Given records:

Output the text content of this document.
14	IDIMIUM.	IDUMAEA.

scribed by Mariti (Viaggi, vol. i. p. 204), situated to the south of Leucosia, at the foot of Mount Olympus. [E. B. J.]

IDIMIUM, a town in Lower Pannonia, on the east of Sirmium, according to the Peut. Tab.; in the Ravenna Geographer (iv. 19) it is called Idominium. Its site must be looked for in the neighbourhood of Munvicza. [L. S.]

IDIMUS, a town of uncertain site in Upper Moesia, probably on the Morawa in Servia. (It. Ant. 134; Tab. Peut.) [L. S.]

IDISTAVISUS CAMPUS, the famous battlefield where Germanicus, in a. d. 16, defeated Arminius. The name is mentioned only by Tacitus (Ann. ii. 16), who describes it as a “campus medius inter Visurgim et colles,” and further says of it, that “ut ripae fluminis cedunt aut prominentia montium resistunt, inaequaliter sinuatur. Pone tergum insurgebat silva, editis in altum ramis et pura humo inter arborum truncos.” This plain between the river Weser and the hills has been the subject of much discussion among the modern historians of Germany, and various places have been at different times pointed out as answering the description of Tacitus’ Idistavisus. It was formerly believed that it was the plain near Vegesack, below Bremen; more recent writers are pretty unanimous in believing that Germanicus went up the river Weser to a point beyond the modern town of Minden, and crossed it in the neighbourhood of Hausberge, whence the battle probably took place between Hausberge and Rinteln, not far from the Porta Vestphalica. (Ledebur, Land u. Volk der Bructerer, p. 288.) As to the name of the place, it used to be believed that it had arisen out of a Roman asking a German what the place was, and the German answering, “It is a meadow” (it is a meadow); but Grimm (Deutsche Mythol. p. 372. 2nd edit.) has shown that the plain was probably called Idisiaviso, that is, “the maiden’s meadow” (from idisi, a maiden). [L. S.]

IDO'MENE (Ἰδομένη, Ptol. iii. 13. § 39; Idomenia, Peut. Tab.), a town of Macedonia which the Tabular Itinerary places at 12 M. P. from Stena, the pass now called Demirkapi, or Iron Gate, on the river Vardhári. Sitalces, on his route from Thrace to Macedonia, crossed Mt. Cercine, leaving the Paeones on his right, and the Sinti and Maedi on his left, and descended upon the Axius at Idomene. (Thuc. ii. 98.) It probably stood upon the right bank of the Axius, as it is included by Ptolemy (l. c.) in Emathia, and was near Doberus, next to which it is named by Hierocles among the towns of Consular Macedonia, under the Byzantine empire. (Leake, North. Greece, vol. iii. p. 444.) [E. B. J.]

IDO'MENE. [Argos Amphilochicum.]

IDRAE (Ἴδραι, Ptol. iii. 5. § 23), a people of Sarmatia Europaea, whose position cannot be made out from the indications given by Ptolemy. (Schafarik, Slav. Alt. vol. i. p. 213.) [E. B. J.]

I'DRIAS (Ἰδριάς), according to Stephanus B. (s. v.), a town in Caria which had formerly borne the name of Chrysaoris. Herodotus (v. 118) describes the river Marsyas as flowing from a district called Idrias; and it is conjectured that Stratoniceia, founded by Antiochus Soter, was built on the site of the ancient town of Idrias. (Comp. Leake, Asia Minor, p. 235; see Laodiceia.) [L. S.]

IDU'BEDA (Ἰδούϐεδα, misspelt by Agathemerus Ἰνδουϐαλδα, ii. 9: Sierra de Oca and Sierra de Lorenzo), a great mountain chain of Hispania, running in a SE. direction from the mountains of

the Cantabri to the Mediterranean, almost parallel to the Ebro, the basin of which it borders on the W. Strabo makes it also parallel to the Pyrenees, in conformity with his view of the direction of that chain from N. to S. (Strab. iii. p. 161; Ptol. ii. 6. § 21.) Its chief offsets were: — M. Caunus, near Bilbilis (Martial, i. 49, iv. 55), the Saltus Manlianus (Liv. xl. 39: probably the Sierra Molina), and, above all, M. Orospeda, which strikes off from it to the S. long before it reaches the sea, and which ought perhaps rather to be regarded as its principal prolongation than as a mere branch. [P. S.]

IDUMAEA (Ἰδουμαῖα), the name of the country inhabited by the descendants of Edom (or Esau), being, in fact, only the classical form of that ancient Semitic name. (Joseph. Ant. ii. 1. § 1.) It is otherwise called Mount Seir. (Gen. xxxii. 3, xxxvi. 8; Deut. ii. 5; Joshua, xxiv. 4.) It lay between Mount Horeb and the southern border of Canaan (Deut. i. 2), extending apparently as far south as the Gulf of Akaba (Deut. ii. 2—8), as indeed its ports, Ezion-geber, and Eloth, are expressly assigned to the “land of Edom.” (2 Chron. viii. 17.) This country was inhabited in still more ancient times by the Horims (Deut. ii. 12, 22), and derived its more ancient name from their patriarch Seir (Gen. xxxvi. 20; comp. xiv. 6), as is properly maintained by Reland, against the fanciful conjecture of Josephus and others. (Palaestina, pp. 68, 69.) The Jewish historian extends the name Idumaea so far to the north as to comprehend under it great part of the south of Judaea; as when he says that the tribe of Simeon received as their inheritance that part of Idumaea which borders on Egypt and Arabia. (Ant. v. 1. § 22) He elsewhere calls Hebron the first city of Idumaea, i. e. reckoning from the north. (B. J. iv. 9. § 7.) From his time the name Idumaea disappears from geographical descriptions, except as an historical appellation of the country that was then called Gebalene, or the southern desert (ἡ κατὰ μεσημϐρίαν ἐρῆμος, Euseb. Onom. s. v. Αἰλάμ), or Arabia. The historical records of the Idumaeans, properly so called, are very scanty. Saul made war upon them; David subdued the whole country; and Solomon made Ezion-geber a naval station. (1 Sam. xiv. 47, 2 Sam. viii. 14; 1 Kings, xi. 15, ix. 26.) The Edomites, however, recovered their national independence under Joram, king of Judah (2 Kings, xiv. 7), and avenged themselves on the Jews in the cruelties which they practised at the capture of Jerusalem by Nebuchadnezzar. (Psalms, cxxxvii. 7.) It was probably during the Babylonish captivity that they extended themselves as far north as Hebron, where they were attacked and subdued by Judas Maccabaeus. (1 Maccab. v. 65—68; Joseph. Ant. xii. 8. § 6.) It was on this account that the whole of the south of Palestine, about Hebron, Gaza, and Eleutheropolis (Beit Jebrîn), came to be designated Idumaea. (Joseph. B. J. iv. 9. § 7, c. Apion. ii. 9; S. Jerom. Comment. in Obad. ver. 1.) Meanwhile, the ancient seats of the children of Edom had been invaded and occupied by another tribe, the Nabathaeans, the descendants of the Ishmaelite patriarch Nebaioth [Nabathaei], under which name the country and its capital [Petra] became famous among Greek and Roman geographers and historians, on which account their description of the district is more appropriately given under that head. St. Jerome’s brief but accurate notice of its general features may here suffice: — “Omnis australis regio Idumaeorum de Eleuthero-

...

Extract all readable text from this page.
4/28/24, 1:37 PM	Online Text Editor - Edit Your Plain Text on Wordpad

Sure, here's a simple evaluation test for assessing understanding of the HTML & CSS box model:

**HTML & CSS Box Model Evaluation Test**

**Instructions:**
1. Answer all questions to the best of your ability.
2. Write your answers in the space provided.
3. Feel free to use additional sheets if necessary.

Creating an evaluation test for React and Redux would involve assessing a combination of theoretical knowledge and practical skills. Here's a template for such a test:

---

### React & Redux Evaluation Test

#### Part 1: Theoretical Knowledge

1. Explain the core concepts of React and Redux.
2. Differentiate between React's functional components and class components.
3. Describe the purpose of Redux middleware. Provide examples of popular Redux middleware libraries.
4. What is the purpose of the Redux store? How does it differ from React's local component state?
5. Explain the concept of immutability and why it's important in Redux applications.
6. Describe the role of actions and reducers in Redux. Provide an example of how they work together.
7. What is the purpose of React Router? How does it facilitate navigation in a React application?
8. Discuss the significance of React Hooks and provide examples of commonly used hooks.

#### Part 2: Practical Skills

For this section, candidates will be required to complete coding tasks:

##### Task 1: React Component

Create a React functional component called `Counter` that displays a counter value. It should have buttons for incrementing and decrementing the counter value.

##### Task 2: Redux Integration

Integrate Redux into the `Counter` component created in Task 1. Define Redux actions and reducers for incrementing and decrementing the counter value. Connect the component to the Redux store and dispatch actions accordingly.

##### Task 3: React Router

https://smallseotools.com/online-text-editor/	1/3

==

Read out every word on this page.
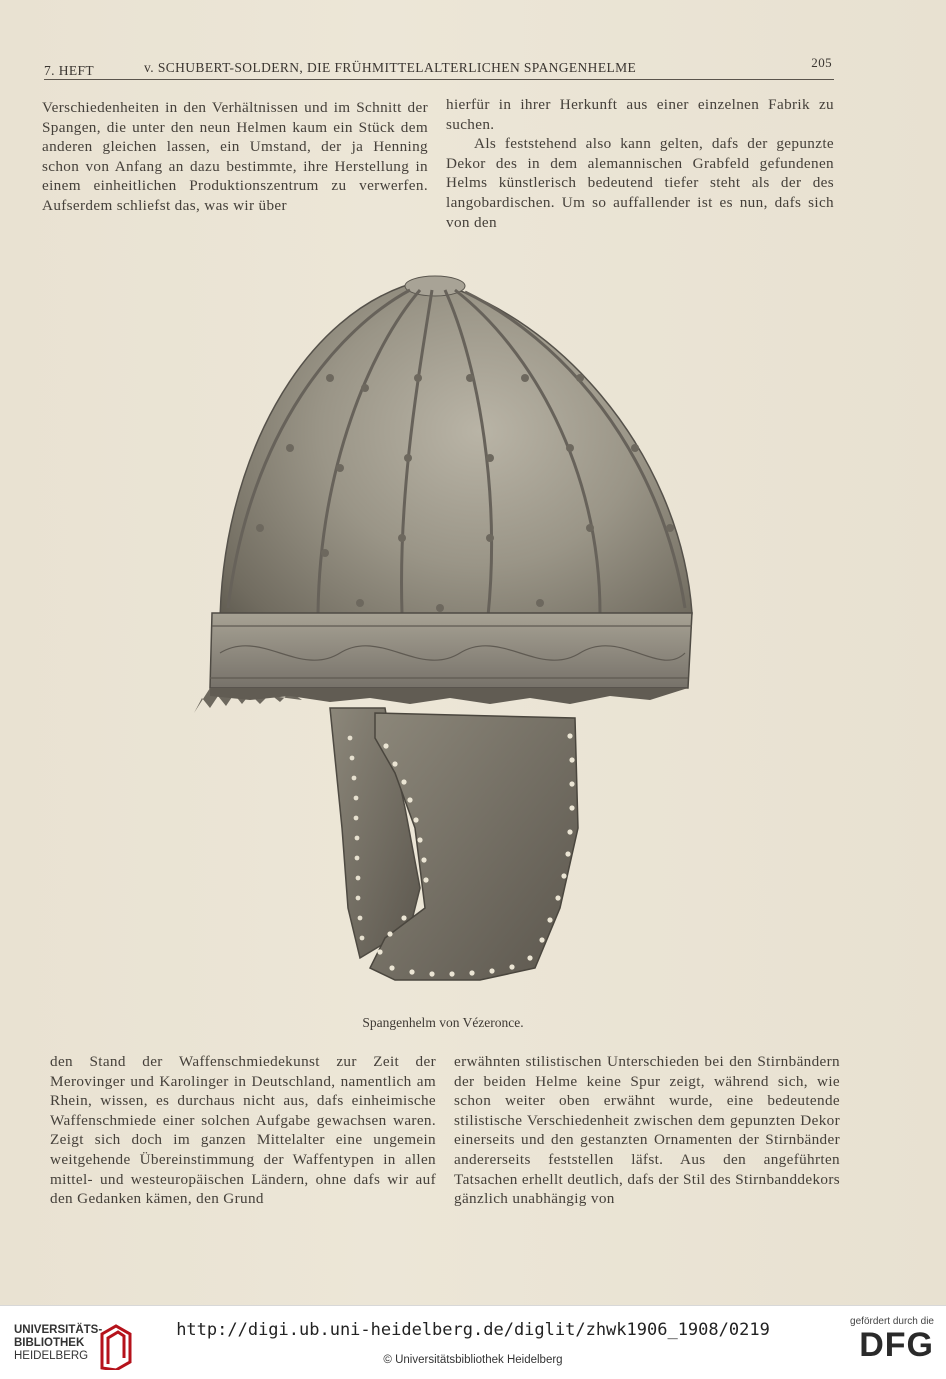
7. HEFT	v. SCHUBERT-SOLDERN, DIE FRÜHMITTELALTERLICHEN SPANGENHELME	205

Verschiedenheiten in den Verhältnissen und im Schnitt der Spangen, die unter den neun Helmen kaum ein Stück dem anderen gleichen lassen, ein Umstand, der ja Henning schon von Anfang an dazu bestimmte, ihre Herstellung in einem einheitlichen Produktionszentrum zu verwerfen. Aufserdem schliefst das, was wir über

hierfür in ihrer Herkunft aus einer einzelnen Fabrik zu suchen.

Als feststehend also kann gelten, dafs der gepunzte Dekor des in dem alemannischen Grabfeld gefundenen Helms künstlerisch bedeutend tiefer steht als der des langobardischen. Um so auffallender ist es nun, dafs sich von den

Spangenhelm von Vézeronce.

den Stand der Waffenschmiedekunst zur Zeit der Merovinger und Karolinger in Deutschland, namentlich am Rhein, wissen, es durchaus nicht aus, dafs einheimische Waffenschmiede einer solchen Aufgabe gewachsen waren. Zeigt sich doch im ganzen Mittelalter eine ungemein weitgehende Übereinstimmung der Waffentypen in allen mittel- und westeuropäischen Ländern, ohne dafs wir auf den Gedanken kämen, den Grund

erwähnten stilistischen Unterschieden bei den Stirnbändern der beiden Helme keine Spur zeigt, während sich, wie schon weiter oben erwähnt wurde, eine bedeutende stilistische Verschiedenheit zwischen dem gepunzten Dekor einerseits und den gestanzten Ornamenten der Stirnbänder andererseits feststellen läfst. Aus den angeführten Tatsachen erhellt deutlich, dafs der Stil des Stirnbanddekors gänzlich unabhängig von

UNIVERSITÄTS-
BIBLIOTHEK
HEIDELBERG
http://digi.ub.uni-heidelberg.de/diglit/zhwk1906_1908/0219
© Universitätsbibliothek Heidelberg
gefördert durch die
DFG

Instruction: Extract every line above containing the word "HTML".

Result:
Sure, here's a simple evaluation test for assessing understanding of the HTML & CSS box model:
**HTML & CSS Box Model Evaluation Test**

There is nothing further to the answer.